Entries from a dataset:
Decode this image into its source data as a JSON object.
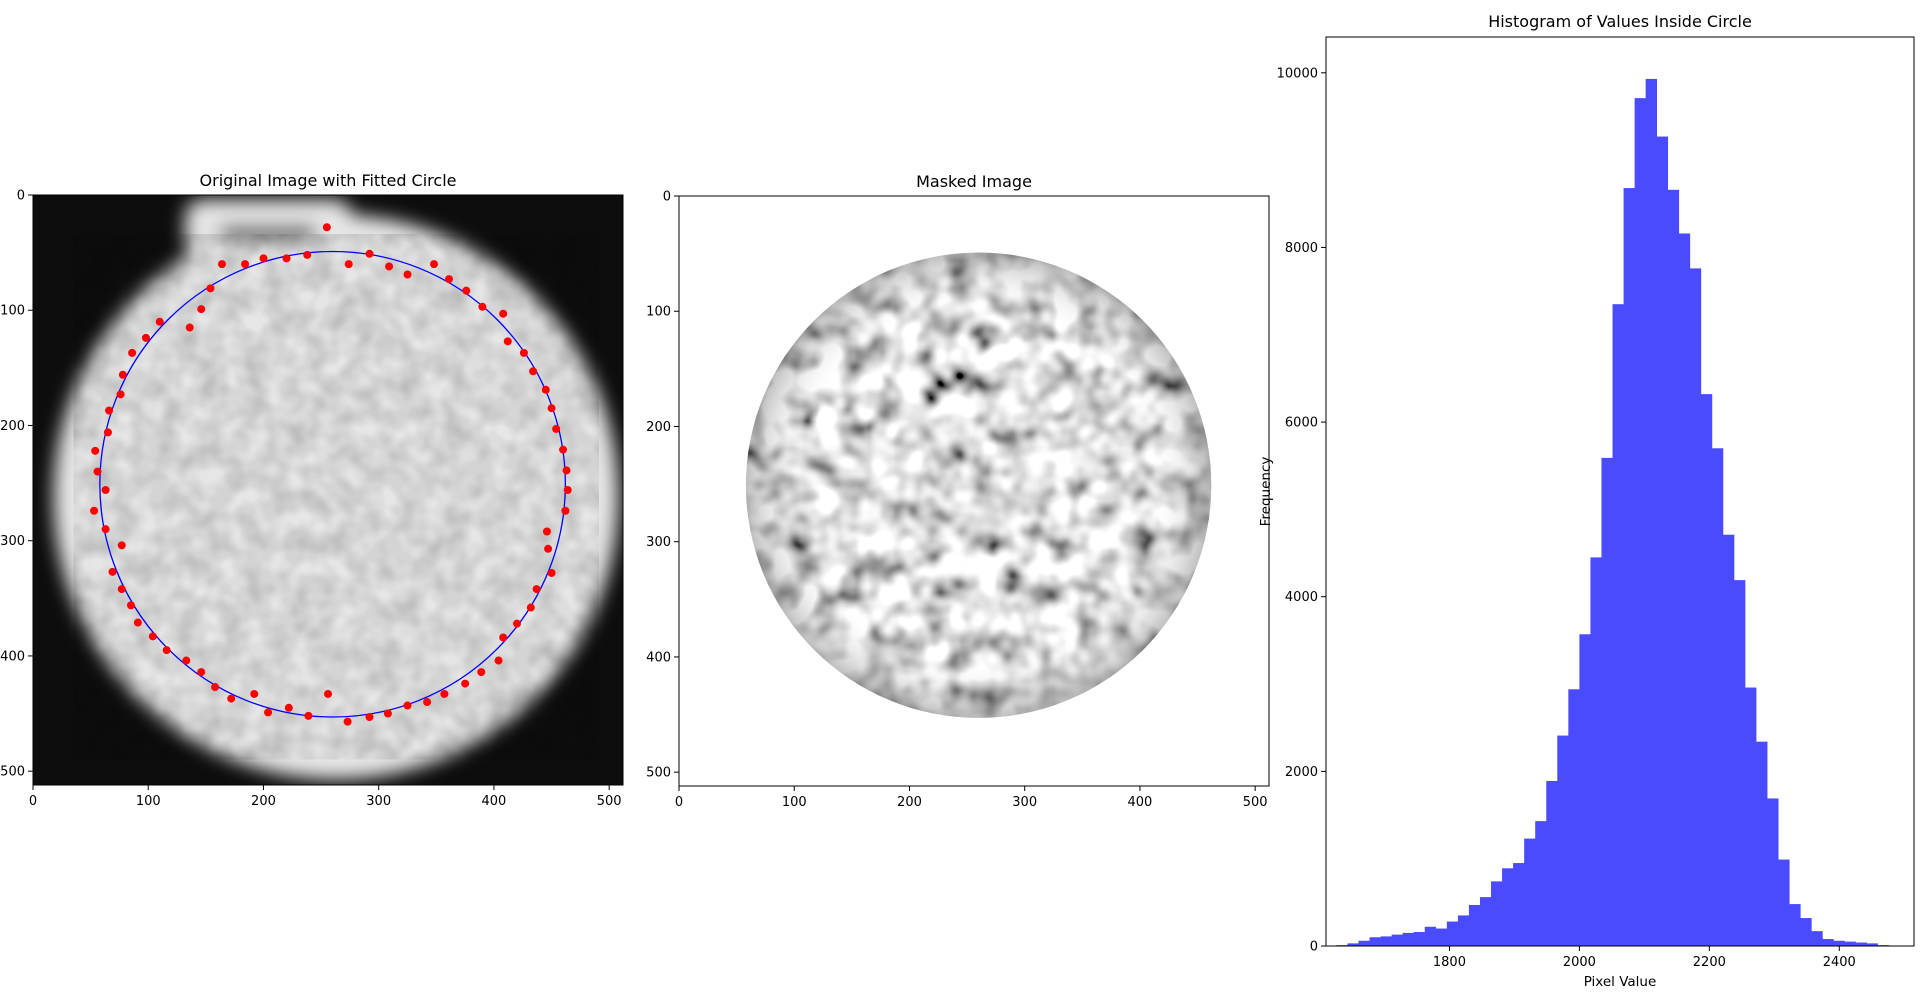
{
  "chart_data": [
    {
      "type": "image",
      "title": "Original Image with Fitted Circle",
      "xlim": [
        0,
        512
      ],
      "ylim": [
        512,
        0
      ],
      "x_ticks": [
        0,
        100,
        200,
        300,
        400,
        500
      ],
      "y_ticks": [
        0,
        100,
        200,
        300,
        400,
        500
      ],
      "fitted_circle": {
        "cx": 260,
        "cy": 251,
        "r": 202,
        "color": "#0000ff"
      },
      "edge_points_color": "#ff0000",
      "edge_points": [
        [
          255,
          28
        ],
        [
          292,
          51
        ],
        [
          274,
          60
        ],
        [
          309,
          62
        ],
        [
          325,
          69
        ],
        [
          348,
          60
        ],
        [
          361,
          73
        ],
        [
          376,
          83
        ],
        [
          390,
          97
        ],
        [
          408,
          103
        ],
        [
          412,
          127
        ],
        [
          426,
          137
        ],
        [
          434,
          153
        ],
        [
          445,
          169
        ],
        [
          450,
          185
        ],
        [
          454,
          203
        ],
        [
          460,
          221
        ],
        [
          463,
          239
        ],
        [
          464,
          256
        ],
        [
          462,
          274
        ],
        [
          446,
          292
        ],
        [
          447,
          307
        ],
        [
          450,
          328
        ],
        [
          437,
          342
        ],
        [
          432,
          358
        ],
        [
          420,
          372
        ],
        [
          408,
          384
        ],
        [
          404,
          404
        ],
        [
          389,
          414
        ],
        [
          375,
          424
        ],
        [
          357,
          433
        ],
        [
          342,
          440
        ],
        [
          325,
          443
        ],
        [
          308,
          450
        ],
        [
          292,
          453
        ],
        [
          273,
          457
        ],
        [
          256,
          433
        ],
        [
          239,
          452
        ],
        [
          222,
          445
        ],
        [
          204,
          449
        ],
        [
          192,
          433
        ],
        [
          172,
          437
        ],
        [
          158,
          427
        ],
        [
          146,
          414
        ],
        [
          133,
          404
        ],
        [
          116,
          395
        ],
        [
          104,
          383
        ],
        [
          91,
          371
        ],
        [
          85,
          356
        ],
        [
          77,
          342
        ],
        [
          69,
          327
        ],
        [
          77,
          304
        ],
        [
          63,
          290
        ],
        [
          53,
          274
        ],
        [
          63,
          256
        ],
        [
          56,
          240
        ],
        [
          54,
          222
        ],
        [
          65,
          206
        ],
        [
          66,
          187
        ],
        [
          76,
          173
        ],
        [
          78,
          156
        ],
        [
          86,
          137
        ],
        [
          98,
          124
        ],
        [
          110,
          110
        ],
        [
          136,
          115
        ],
        [
          146,
          99
        ],
        [
          154,
          81
        ],
        [
          164,
          60
        ],
        [
          184,
          60
        ],
        [
          200,
          55
        ],
        [
          220,
          55
        ],
        [
          238,
          52
        ]
      ]
    },
    {
      "type": "image",
      "title": "Masked Image",
      "xlim": [
        0,
        512
      ],
      "ylim": [
        512,
        0
      ],
      "x_ticks": [
        0,
        100,
        200,
        300,
        400,
        500
      ],
      "y_ticks": [
        0,
        100,
        200,
        300,
        400,
        500
      ]
    },
    {
      "type": "histogram",
      "title": "Histogram of Values Inside Circle",
      "xlabel": "Pixel Value",
      "ylabel": "Frequency",
      "bar_color": "#4a4aff",
      "xlim": [
        1610,
        2515
      ],
      "ylim": [
        0,
        10410
      ],
      "x_ticks": [
        1800,
        2000,
        2200,
        2400
      ],
      "y_ticks": [
        0,
        2000,
        4000,
        6000,
        8000,
        10000
      ],
      "bin_width": 17,
      "bin_start": 1626,
      "counts": [
        10,
        30,
        60,
        100,
        110,
        130,
        150,
        160,
        220,
        200,
        280,
        350,
        470,
        560,
        740,
        890,
        950,
        1230,
        1430,
        1890,
        2410,
        2940,
        3570,
        4450,
        5590,
        7350,
        8680,
        9710,
        9930,
        9270,
        8660,
        8160,
        7760,
        6320,
        5700,
        4710,
        4190,
        2960,
        2340,
        1690,
        990,
        480,
        320,
        170,
        80,
        60,
        50,
        40,
        30,
        10
      ]
    }
  ]
}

**What you have to do**: Every record above should come back exactly, but without its pictures.

**Answer in full**:
Decode this image into its source data as a JSON object.
{
  "chart_data": [
    {
      "type": "image",
      "title": "Original Image with Fitted Circle",
      "xlim": [
        0,
        512
      ],
      "ylim": [
        512,
        0
      ],
      "x_ticks": [
        0,
        100,
        200,
        300,
        400,
        500
      ],
      "y_ticks": [
        0,
        100,
        200,
        300,
        400,
        500
      ],
      "fitted_circle": {
        "cx": 260,
        "cy": 251,
        "r": 202,
        "color": "#0000ff"
      },
      "edge_points_color": "#ff0000",
      "edge_points": [
        [
          255,
          28
        ],
        [
          292,
          51
        ],
        [
          274,
          60
        ],
        [
          309,
          62
        ],
        [
          325,
          69
        ],
        [
          348,
          60
        ],
        [
          361,
          73
        ],
        [
          376,
          83
        ],
        [
          390,
          97
        ],
        [
          408,
          103
        ],
        [
          412,
          127
        ],
        [
          426,
          137
        ],
        [
          434,
          153
        ],
        [
          445,
          169
        ],
        [
          450,
          185
        ],
        [
          454,
          203
        ],
        [
          460,
          221
        ],
        [
          463,
          239
        ],
        [
          464,
          256
        ],
        [
          462,
          274
        ],
        [
          446,
          292
        ],
        [
          447,
          307
        ],
        [
          450,
          328
        ],
        [
          437,
          342
        ],
        [
          432,
          358
        ],
        [
          420,
          372
        ],
        [
          408,
          384
        ],
        [
          404,
          404
        ],
        [
          389,
          414
        ],
        [
          375,
          424
        ],
        [
          357,
          433
        ],
        [
          342,
          440
        ],
        [
          325,
          443
        ],
        [
          308,
          450
        ],
        [
          292,
          453
        ],
        [
          273,
          457
        ],
        [
          256,
          433
        ],
        [
          239,
          452
        ],
        [
          222,
          445
        ],
        [
          204,
          449
        ],
        [
          192,
          433
        ],
        [
          172,
          437
        ],
        [
          158,
          427
        ],
        [
          146,
          414
        ],
        [
          133,
          404
        ],
        [
          116,
          395
        ],
        [
          104,
          383
        ],
        [
          91,
          371
        ],
        [
          85,
          356
        ],
        [
          77,
          342
        ],
        [
          69,
          327
        ],
        [
          77,
          304
        ],
        [
          63,
          290
        ],
        [
          53,
          274
        ],
        [
          63,
          256
        ],
        [
          56,
          240
        ],
        [
          54,
          222
        ],
        [
          65,
          206
        ],
        [
          66,
          187
        ],
        [
          76,
          173
        ],
        [
          78,
          156
        ],
        [
          86,
          137
        ],
        [
          98,
          124
        ],
        [
          110,
          110
        ],
        [
          136,
          115
        ],
        [
          146,
          99
        ],
        [
          154,
          81
        ],
        [
          164,
          60
        ],
        [
          184,
          60
        ],
        [
          200,
          55
        ],
        [
          220,
          55
        ],
        [
          238,
          52
        ]
      ]
    },
    {
      "type": "image",
      "title": "Masked Image",
      "xlim": [
        0,
        512
      ],
      "ylim": [
        512,
        0
      ],
      "x_ticks": [
        0,
        100,
        200,
        300,
        400,
        500
      ],
      "y_ticks": [
        0,
        100,
        200,
        300,
        400,
        500
      ]
    },
    {
      "type": "histogram",
      "title": "Histogram of Values Inside Circle",
      "xlabel": "Pixel Value",
      "ylabel": "Frequency",
      "bar_color": "#4a4aff",
      "xlim": [
        1610,
        2515
      ],
      "ylim": [
        0,
        10410
      ],
      "x_ticks": [
        1800,
        2000,
        2200,
        2400
      ],
      "y_ticks": [
        0,
        2000,
        4000,
        6000,
        8000,
        10000
      ],
      "bin_width": 17,
      "bin_start": 1626,
      "counts": [
        10,
        30,
        60,
        100,
        110,
        130,
        150,
        160,
        220,
        200,
        280,
        350,
        470,
        560,
        740,
        890,
        950,
        1230,
        1430,
        1890,
        2410,
        2940,
        3570,
        4450,
        5590,
        7350,
        8680,
        9710,
        9930,
        9270,
        8660,
        8160,
        7760,
        6320,
        5700,
        4710,
        4190,
        2960,
        2340,
        1690,
        990,
        480,
        320,
        170,
        80,
        60,
        50,
        40,
        30,
        10
      ]
    }
  ]
}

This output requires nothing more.